START

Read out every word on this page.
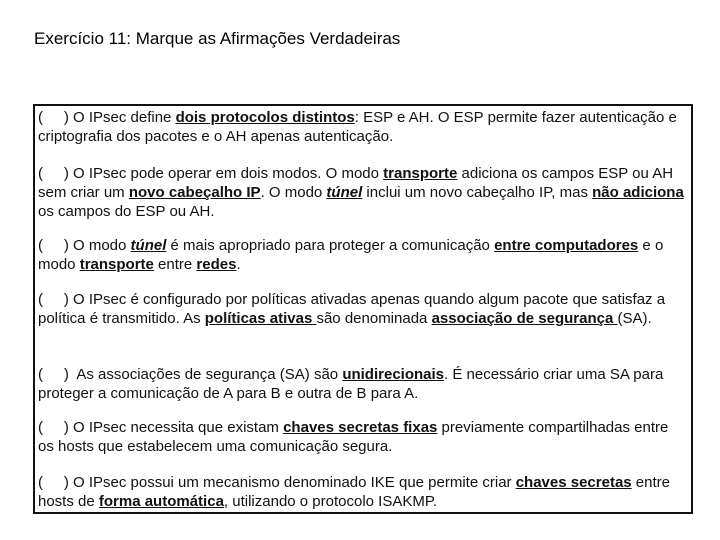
Exercício 11: Marque as Afirmações Verdadeiras
(     ) O IPsec define dois protocolos distintos: ESP e AH. O ESP permite fazer autenticação e criptografia dos pacotes e o AH apenas autenticação.
(     ) O IPsec pode operar em dois modos. O modo transporte adiciona os campos ESP ou AH sem criar um novo cabeçalho IP. O modo túnel inclui um novo cabeçalho IP, mas não adiciona os campos do ESP ou AH.
(     ) O modo túnel é mais apropriado para proteger a comunicação entre computadores e o modo transporte entre redes.
(     ) O IPsec é configurado por políticas ativadas apenas quando algum pacote que satisfaz a política é transmitido. As políticas ativas são denominada associação de segurança (SA).
(     )  As associações de segurança (SA) são unidirecionais. É necessário criar uma SA para proteger a comunicação de A para B e outra de B para A.
(     ) O IPsec necessita que existam chaves secretas fixas previamente compartilhadas entre os hosts que estabelecem uma comunicação segura.
(     ) O IPsec possui um mecanismo denominado IKE que permite criar chaves secretas entre hosts de forma automática, utilizando o protocolo ISAKMP.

END

▶ _STATED PROBLEM_
In this exercise, set down all of the data exactly, without the pictures.

▶ _SOLUTION FOR THIS TASK_
Read out every word on this page.
Exercício 11: Marque as Afirmações Verdadeiras
(     ) O IPsec define dois protocolos distintos: ESP e AH. O ESP permite fazer autenticação e criptografia dos pacotes e o AH apenas autenticação.
(     ) O IPsec pode operar em dois modos. O modo transporte adiciona os campos ESP ou AH sem criar um novo cabeçalho IP. O modo túnel inclui um novo cabeçalho IP, mas não adiciona os campos do ESP ou AH.
(     ) O modo túnel é mais apropriado para proteger a comunicação entre computadores e o modo transporte entre redes.
(     ) O IPsec é configurado por políticas ativadas apenas quando algum pacote que satisfaz a política é transmitido. As políticas ativas são denominada associação de segurança (SA).
(     )  As associações de segurança (SA) são unidirecionais. É necessário criar uma SA para proteger a comunicação de A para B e outra de B para A.
(     ) O IPsec necessita que existam chaves secretas fixas previamente compartilhadas entre os hosts que estabelecem uma comunicação segura.
(     ) O IPsec possui um mecanismo denominado IKE que permite criar chaves secretas entre hosts de forma automática, utilizando o protocolo ISAKMP.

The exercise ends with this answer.